EXERCISE GOAL —
Repeat every record below exactly, omitting any pictures.

EXTRACTED DATA —
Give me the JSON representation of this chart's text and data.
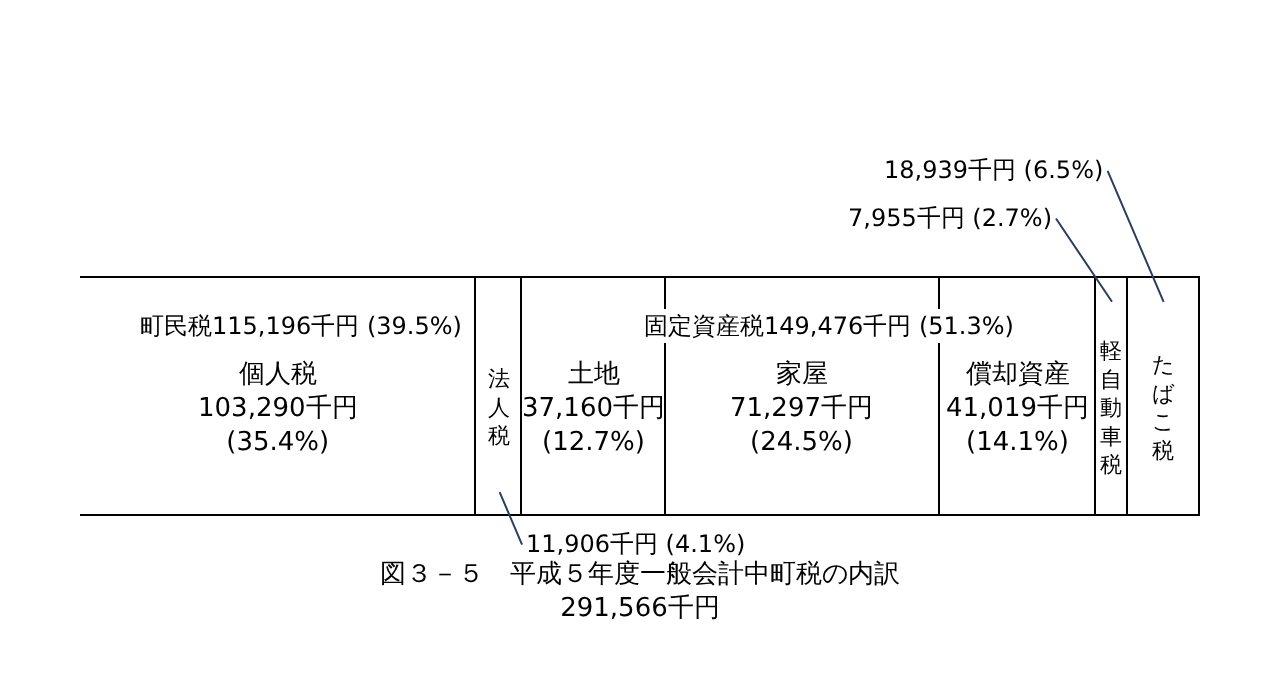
{
  "chart_data": {
    "type": "bar",
    "orientation": "horizontal",
    "stacked": true,
    "title": "図３－５　平成５年度一般会計中町税の内訳",
    "subtitle": "291,566千円",
    "categories": [
      null
    ],
    "series": [
      {
        "name": "個人税",
        "color": "#ffffff",
        "values": [
          103290
        ],
        "value_labels": [
          "103,290千円 (35.4%)"
        ]
      },
      {
        "name": "法人税",
        "color": "#ffffff",
        "values": [
          11906
        ],
        "value_labels": [
          "11,906千円 (4.1%)"
        ]
      },
      {
        "name": "土地",
        "color": "#ffffff",
        "values": [
          37160
        ],
        "value_labels": [
          "37,160千円 (12.7%)"
        ]
      },
      {
        "name": "家屋",
        "color": "#ffffff",
        "values": [
          71297
        ],
        "value_labels": [
          "71,297千円 (24.5%)"
        ]
      },
      {
        "name": "償却資産",
        "color": "#ffffff",
        "values": [
          41019
        ],
        "value_labels": [
          "41,019千円 (14.1%)"
        ]
      },
      {
        "name": "軽自動車税",
        "color": "#ffffff",
        "values": [
          7955
        ],
        "value_labels": [
          "7,955千円 (2.7%)"
        ]
      },
      {
        "name": "たばこ税",
        "color": "#ffffff",
        "values": [
          18939
        ],
        "value_labels": [
          "18,939千円 (6.5%)"
        ]
      }
    ],
    "annotations": [
      "町民税115,196千円 (39.5%)",
      "固定資産税149,476千円 (51.3%)"
    ]
  }
}
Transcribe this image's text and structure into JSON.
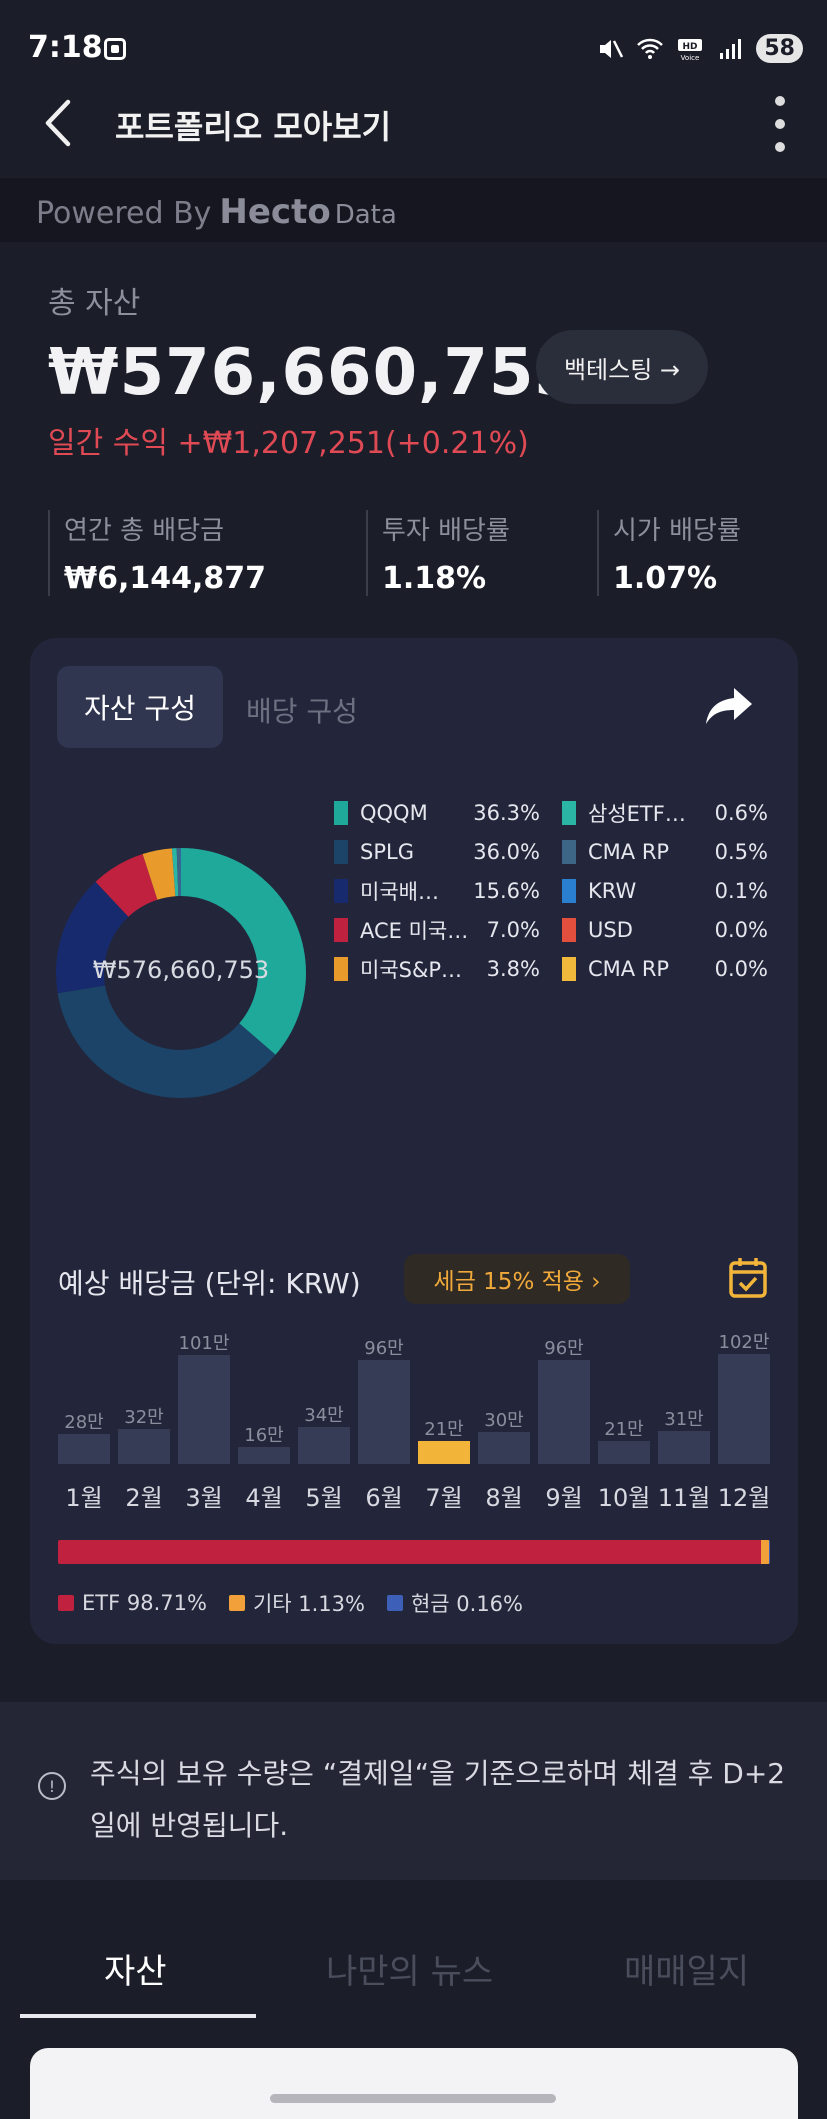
{
  "status_bar": {
    "time": "7:18",
    "battery": "58",
    "icons": [
      "app-icon",
      "mute-icon",
      "wifi-icon",
      "hd-voice-icon",
      "signal-icon"
    ]
  },
  "header": {
    "title": "포트폴리오 모아보기",
    "back_icon": "chevron-left-icon",
    "menu_icon": "kebab-menu-icon"
  },
  "powered": {
    "prefix": "Powered By",
    "brand": "Hecto",
    "suffix": "Data"
  },
  "summary": {
    "total_label": "총 자산",
    "total_value": "₩576,660,753",
    "backtest_label": "백테스팅 →",
    "daily_profit": "일간 수익 +₩1,207,251(+0.21%)"
  },
  "metrics": [
    {
      "label": "연간 총 배당금",
      "value": "₩6,144,877"
    },
    {
      "label": "투자 배당률",
      "value": "1.18%"
    },
    {
      "label": "시가 배당률",
      "value": "1.07%"
    }
  ],
  "tabs": {
    "asset": "자산 구성",
    "dividend": "배당 구성"
  },
  "donut_center": "₩576,660,753",
  "holdings": [
    {
      "name": "QQQM",
      "pct": "36.3%",
      "value": 36.3,
      "color": "#1fa99b"
    },
    {
      "name": "SPLG",
      "pct": "36.0%",
      "value": 36.0,
      "color": "#1b4468"
    },
    {
      "name": "미국배…",
      "pct": "15.6%",
      "value": 15.6,
      "color": "#182a6e"
    },
    {
      "name": "ACE 미국…",
      "pct": "7.0%",
      "value": 7.0,
      "color": "#c0213e"
    },
    {
      "name": "미국S&P…",
      "pct": "3.8%",
      "value": 3.8,
      "color": "#e89a2a"
    },
    {
      "name": "삼성ETF…",
      "pct": "0.6%",
      "value": 0.6,
      "color": "#2bb5a4"
    },
    {
      "name": "CMA RP",
      "pct": "0.5%",
      "value": 0.5,
      "color": "#3c6586"
    },
    {
      "name": "KRW",
      "pct": "0.1%",
      "value": 0.1,
      "color": "#2a7fd0"
    },
    {
      "name": "USD",
      "pct": "0.0%",
      "value": 0.0,
      "color": "#e2503d"
    },
    {
      "name": "CMA RP",
      "pct": "0.0%",
      "value": 0.0,
      "color": "#f0b93c"
    }
  ],
  "dividend_section": {
    "title": "예상 배당금 (단위: KRW)",
    "tax_pill": "세금 15% 적용 ›",
    "calendar_icon": "calendar-check-icon",
    "share_icon": "share-icon"
  },
  "chart_data": {
    "type": "bar",
    "categories": [
      "1월",
      "2월",
      "3월",
      "4월",
      "5월",
      "6월",
      "7월",
      "8월",
      "9월",
      "10월",
      "11월",
      "12월"
    ],
    "values": [
      28,
      32,
      101,
      16,
      34,
      96,
      21,
      30,
      96,
      21,
      31,
      102
    ],
    "value_labels": [
      "28만",
      "32만",
      "101만",
      "16만",
      "34만",
      "96만",
      "21만",
      "30만",
      "96만",
      "21만",
      "31만",
      "102만"
    ],
    "highlight_index": 6,
    "bar_color": "#363b56",
    "highlight_color": "#f2b53a",
    "unit": "KRW"
  },
  "composition": [
    {
      "label": "ETF 98.71%",
      "value": 98.71,
      "color": "#c0213e"
    },
    {
      "label": "기타 1.13%",
      "value": 1.13,
      "color": "#f2a03a"
    },
    {
      "label": "현금 0.16%",
      "value": 0.16,
      "color": "#3d5fb8"
    }
  ],
  "notice": {
    "icon": "info-icon",
    "text": "주식의 보유 수량은 “결제일“을 기준으로하며 체결 후 D+2일에 반영됩니다."
  },
  "bottom_tabs": [
    "자산",
    "나만의 뉴스",
    "매매일지"
  ]
}
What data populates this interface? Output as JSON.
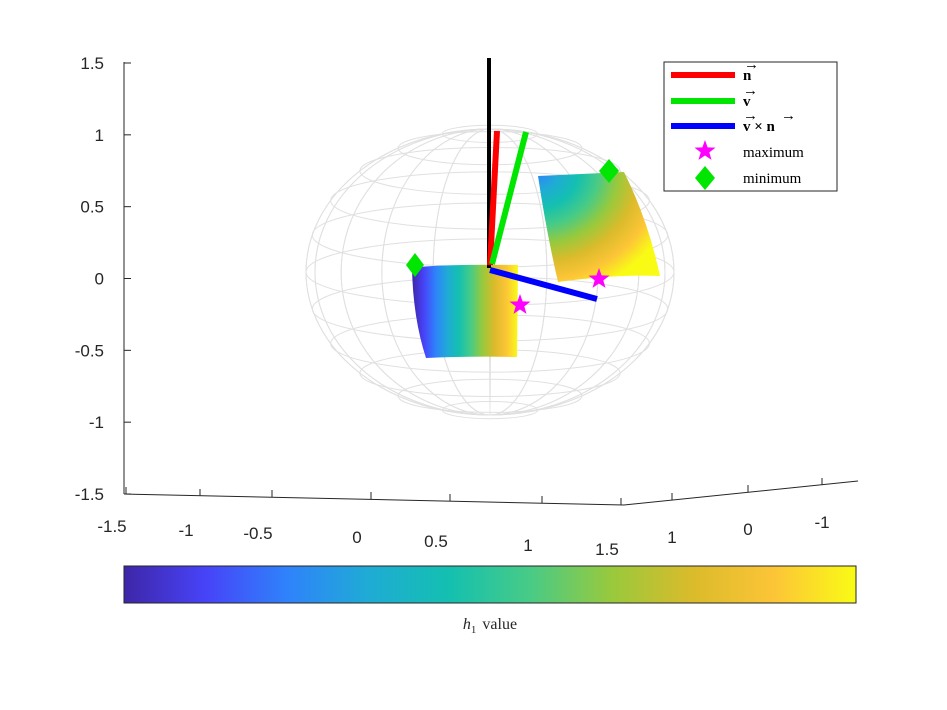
{
  "chart_data": {
    "type": "scatter",
    "title": "",
    "axes": {
      "z_ticks": [
        "1.5",
        "1",
        "0.5",
        "0",
        "-0.5",
        "-1",
        "-1.5"
      ],
      "x_ticks": [
        "-1.5",
        "-1",
        "-0.5",
        "0",
        "0.5",
        "1",
        "1.5"
      ],
      "y_ticks": [
        "1",
        "0",
        "-1"
      ],
      "zlim": [
        -1.5,
        1.5
      ],
      "xlim": [
        -1.5,
        1.5
      ],
      "ylim": [
        -1.5,
        1.5
      ],
      "grid": false
    },
    "sphere": {
      "radius": 1,
      "wireframe_color": "#e0e0e0"
    },
    "vectors": [
      {
        "name": "n",
        "color": "#ff0000"
      },
      {
        "name": "v",
        "color": "#00e600"
      },
      {
        "name": "v × n",
        "color": "#0000ff"
      }
    ],
    "vertical_axis_line": {
      "color": "#000000"
    },
    "markers": {
      "maximum": {
        "color": "#ff00ff",
        "symbol": "star"
      },
      "minimum": {
        "color": "#00e600",
        "symbol": "diamond"
      }
    },
    "legend": {
      "position": "top-right",
      "entries": [
        {
          "label": "n",
          "kind": "line",
          "color": "#ff0000",
          "math": true
        },
        {
          "label": "v",
          "kind": "line",
          "color": "#00e600",
          "math": true
        },
        {
          "label": "v × n",
          "kind": "line",
          "color": "#0000ff",
          "math": true
        },
        {
          "label": "maximum",
          "kind": "star",
          "color": "#ff00ff"
        },
        {
          "label": "minimum",
          "kind": "diamond",
          "color": "#00e600"
        }
      ]
    },
    "colorbar": {
      "label_var": "h",
      "label_sub": "1",
      "label_text": "value",
      "colormap": [
        "#3e26a8",
        "#4743f8",
        "#2f82fb",
        "#1fabd5",
        "#14c0b0",
        "#48cb86",
        "#99c93c",
        "#dbbb2b",
        "#fcc537",
        "#f9fb15"
      ]
    }
  }
}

EXERCISE ANSWER —
Give me the JSON representation of this chart's text and data.
{
  "chart_data": {
    "type": "bar",
    "orientation": "horizontal",
    "stacked": true,
    "title": "図３－５　平成５年度一般会計中町税の内訳",
    "subtitle": "291,566千円",
    "categories": [
      null
    ],
    "series": [
      {
        "name": "個人税",
        "color": "#ffffff",
        "values": [
          103290
        ],
        "value_labels": [
          "103,290千円 (35.4%)"
        ]
      },
      {
        "name": "法人税",
        "color": "#ffffff",
        "values": [
          11906
        ],
        "value_labels": [
          "11,906千円 (4.1%)"
        ]
      },
      {
        "name": "土地",
        "color": "#ffffff",
        "values": [
          37160
        ],
        "value_labels": [
          "37,160千円 (12.7%)"
        ]
      },
      {
        "name": "家屋",
        "color": "#ffffff",
        "values": [
          71297
        ],
        "value_labels": [
          "71,297千円 (24.5%)"
        ]
      },
      {
        "name": "償却資産",
        "color": "#ffffff",
        "values": [
          41019
        ],
        "value_labels": [
          "41,019千円 (14.1%)"
        ]
      },
      {
        "name": "軽自動車税",
        "color": "#ffffff",
        "values": [
          7955
        ],
        "value_labels": [
          "7,955千円 (2.7%)"
        ]
      },
      {
        "name": "たばこ税",
        "color": "#ffffff",
        "values": [
          18939
        ],
        "value_labels": [
          "18,939千円 (6.5%)"
        ]
      }
    ],
    "annotations": [
      "町民税115,196千円 (39.5%)",
      "固定資産税149,476千円 (51.3%)"
    ]
  }
}
Transcribe this image's text and structure into JSON.
{
  "status_bar": {
    "time": "7:18",
    "battery": "58",
    "icons": [
      "app-icon",
      "mute-icon",
      "wifi-icon",
      "hd-voice-icon",
      "signal-icon"
    ]
  },
  "header": {
    "title": "포트폴리오 모아보기",
    "back_icon": "chevron-left-icon",
    "menu_icon": "kebab-menu-icon"
  },
  "powered": {
    "prefix": "Powered By",
    "brand": "Hecto",
    "suffix": "Data"
  },
  "summary": {
    "total_label": "총 자산",
    "total_value": "₩576,660,753",
    "backtest_label": "백테스팅 →",
    "daily_profit": "일간 수익 +₩1,207,251(+0.21%)"
  },
  "metrics": [
    {
      "label": "연간 총 배당금",
      "value": "₩6,144,877"
    },
    {
      "label": "투자 배당률",
      "value": "1.18%"
    },
    {
      "label": "시가 배당률",
      "value": "1.07%"
    }
  ],
  "tabs": {
    "asset": "자산 구성",
    "dividend": "배당 구성"
  },
  "donut_center": "₩576,660,753",
  "holdings": [
    {
      "name": "QQQM",
      "pct": "36.3%",
      "value": 36.3,
      "color": "#1fa99b"
    },
    {
      "name": "SPLG",
      "pct": "36.0%",
      "value": 36.0,
      "color": "#1b4468"
    },
    {
      "name": "미국배…",
      "pct": "15.6%",
      "value": 15.6,
      "color": "#182a6e"
    },
    {
      "name": "ACE 미국…",
      "pct": "7.0%",
      "value": 7.0,
      "color": "#c0213e"
    },
    {
      "name": "미국S&P…",
      "pct": "3.8%",
      "value": 3.8,
      "color": "#e89a2a"
    },
    {
      "name": "삼성ETF…",
      "pct": "0.6%",
      "value": 0.6,
      "color": "#2bb5a4"
    },
    {
      "name": "CMA RP",
      "pct": "0.5%",
      "value": 0.5,
      "color": "#3c6586"
    },
    {
      "name": "KRW",
      "pct": "0.1%",
      "value": 0.1,
      "color": "#2a7fd0"
    },
    {
      "name": "USD",
      "pct": "0.0%",
      "value": 0.0,
      "color": "#e2503d"
    },
    {
      "name": "CMA RP",
      "pct": "0.0%",
      "value": 0.0,
      "color": "#f0b93c"
    }
  ],
  "dividend_section": {
    "title": "예상 배당금 (단위: KRW)",
    "tax_pill": "세금 15% 적용 ›",
    "calendar_icon": "calendar-check-icon",
    "share_icon": "share-icon"
  },
  "chart_data": {
    "type": "bar",
    "categories": [
      "1월",
      "2월",
      "3월",
      "4월",
      "5월",
      "6월",
      "7월",
      "8월",
      "9월",
      "10월",
      "11월",
      "12월"
    ],
    "values": [
      28,
      32,
      101,
      16,
      34,
      96,
      21,
      30,
      96,
      21,
      31,
      102
    ],
    "value_labels": [
      "28만",
      "32만",
      "101만",
      "16만",
      "34만",
      "96만",
      "21만",
      "30만",
      "96만",
      "21만",
      "31만",
      "102만"
    ],
    "highlight_index": 6,
    "bar_color": "#363b56",
    "highlight_color": "#f2b53a",
    "unit": "KRW"
  },
  "composition": [
    {
      "label": "ETF 98.71%",
      "value": 98.71,
      "color": "#c0213e"
    },
    {
      "label": "기타 1.13%",
      "value": 1.13,
      "color": "#f2a03a"
    },
    {
      "label": "현금 0.16%",
      "value": 0.16,
      "color": "#3d5fb8"
    }
  ],
  "notice": {
    "icon": "info-icon",
    "text": "주식의 보유 수량은 “결제일“을 기준으로하며 체결 후 D+2일에 반영됩니다."
  },
  "bottom_tabs": [
    "자산",
    "나만의 뉴스",
    "매매일지"
  ]
}
What data populates this interface? Output as JSON.
{
  "chart_data": {
    "type": "scatter",
    "title": "",
    "axes": {
      "z_ticks": [
        "1.5",
        "1",
        "0.5",
        "0",
        "-0.5",
        "-1",
        "-1.5"
      ],
      "x_ticks": [
        "-1.5",
        "-1",
        "-0.5",
        "0",
        "0.5",
        "1",
        "1.5"
      ],
      "y_ticks": [
        "1",
        "0",
        "-1"
      ],
      "zlim": [
        -1.5,
        1.5
      ],
      "xlim": [
        -1.5,
        1.5
      ],
      "ylim": [
        -1.5,
        1.5
      ],
      "grid": false
    },
    "sphere": {
      "radius": 1,
      "wireframe_color": "#e0e0e0"
    },
    "vectors": [
      {
        "name": "n",
        "color": "#ff0000"
      },
      {
        "name": "v",
        "color": "#00e600"
      },
      {
        "name": "v × n",
        "color": "#0000ff"
      }
    ],
    "vertical_axis_line": {
      "color": "#000000"
    },
    "markers": {
      "maximum": {
        "color": "#ff00ff",
        "symbol": "star"
      },
      "minimum": {
        "color": "#00e600",
        "symbol": "diamond"
      }
    },
    "legend": {
      "position": "top-right",
      "entries": [
        {
          "label": "n",
          "kind": "line",
          "color": "#ff0000",
          "math": true
        },
        {
          "label": "v",
          "kind": "line",
          "color": "#00e600",
          "math": true
        },
        {
          "label": "v × n",
          "kind": "line",
          "color": "#0000ff",
          "math": true
        },
        {
          "label": "maximum",
          "kind": "star",
          "color": "#ff00ff"
        },
        {
          "label": "minimum",
          "kind": "diamond",
          "color": "#00e600"
        }
      ]
    },
    "colorbar": {
      "label_var": "h",
      "label_sub": "1",
      "label_text": "value",
      "colormap": [
        "#3e26a8",
        "#4743f8",
        "#2f82fb",
        "#1fabd5",
        "#14c0b0",
        "#48cb86",
        "#99c93c",
        "#dbbb2b",
        "#fcc537",
        "#f9fb15"
      ]
    }
  }
}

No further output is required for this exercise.